Within this material, how many lines have the string "местность" in them? The answer is a number, with nothing added.
-- Begin Given data --
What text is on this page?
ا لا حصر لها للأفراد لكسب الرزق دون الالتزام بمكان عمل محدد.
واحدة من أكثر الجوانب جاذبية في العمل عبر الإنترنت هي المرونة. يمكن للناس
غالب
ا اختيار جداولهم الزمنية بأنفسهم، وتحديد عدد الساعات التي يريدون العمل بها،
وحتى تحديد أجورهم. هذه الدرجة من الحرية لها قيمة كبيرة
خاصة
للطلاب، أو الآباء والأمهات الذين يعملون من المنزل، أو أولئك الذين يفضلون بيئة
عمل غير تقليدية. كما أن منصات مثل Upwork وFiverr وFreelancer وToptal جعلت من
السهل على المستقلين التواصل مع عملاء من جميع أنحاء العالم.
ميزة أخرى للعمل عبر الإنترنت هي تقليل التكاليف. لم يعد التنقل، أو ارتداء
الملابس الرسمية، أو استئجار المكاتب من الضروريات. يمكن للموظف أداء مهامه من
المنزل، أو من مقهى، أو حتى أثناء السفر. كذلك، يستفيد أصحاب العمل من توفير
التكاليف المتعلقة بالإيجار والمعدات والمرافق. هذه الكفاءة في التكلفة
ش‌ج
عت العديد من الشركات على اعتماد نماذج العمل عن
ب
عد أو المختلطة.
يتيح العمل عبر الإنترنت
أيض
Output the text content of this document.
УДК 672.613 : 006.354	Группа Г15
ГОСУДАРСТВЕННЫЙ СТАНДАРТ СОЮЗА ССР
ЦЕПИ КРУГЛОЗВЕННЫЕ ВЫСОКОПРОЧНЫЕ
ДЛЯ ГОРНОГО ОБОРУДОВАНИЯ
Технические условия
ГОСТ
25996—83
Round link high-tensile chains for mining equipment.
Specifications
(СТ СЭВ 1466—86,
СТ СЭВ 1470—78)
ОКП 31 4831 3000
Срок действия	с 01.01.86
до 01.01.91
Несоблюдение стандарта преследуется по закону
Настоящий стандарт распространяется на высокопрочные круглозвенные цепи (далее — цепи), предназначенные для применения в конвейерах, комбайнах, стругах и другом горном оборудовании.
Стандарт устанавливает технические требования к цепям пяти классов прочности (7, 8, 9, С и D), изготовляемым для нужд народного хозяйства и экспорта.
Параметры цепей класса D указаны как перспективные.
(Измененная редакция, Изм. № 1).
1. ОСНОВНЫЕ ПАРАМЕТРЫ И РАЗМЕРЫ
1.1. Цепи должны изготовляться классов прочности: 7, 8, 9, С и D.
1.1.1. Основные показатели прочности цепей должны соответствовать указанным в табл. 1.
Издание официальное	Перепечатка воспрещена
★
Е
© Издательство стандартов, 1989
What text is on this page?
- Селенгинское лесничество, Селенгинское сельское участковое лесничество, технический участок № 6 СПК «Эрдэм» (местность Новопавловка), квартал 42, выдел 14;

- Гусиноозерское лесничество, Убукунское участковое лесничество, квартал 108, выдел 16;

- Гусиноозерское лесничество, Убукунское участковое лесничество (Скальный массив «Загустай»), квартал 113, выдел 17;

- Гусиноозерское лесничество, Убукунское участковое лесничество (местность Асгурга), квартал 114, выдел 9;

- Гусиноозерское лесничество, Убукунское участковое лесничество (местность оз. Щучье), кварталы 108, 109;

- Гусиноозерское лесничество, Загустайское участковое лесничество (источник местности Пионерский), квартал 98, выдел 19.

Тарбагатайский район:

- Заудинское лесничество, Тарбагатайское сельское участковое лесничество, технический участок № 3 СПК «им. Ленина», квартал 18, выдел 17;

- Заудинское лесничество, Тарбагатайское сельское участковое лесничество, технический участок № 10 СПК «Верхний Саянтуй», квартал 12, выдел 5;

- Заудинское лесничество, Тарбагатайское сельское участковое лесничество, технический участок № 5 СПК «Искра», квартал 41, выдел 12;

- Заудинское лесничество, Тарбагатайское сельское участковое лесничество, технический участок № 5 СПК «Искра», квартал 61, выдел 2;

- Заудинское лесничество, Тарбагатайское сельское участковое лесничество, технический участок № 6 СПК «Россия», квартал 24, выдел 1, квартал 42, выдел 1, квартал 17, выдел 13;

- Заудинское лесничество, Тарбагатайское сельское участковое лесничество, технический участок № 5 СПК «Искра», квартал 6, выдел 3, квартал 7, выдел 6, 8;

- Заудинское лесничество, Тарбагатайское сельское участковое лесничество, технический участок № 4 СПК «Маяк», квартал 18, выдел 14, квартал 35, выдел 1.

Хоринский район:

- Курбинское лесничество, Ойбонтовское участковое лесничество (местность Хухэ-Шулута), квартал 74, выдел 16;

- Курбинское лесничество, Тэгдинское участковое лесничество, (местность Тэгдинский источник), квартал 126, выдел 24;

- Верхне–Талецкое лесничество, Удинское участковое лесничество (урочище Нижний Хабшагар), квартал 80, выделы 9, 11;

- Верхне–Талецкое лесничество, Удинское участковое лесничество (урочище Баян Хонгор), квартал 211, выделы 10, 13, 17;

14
-- End Given data --
Exercise answer —
5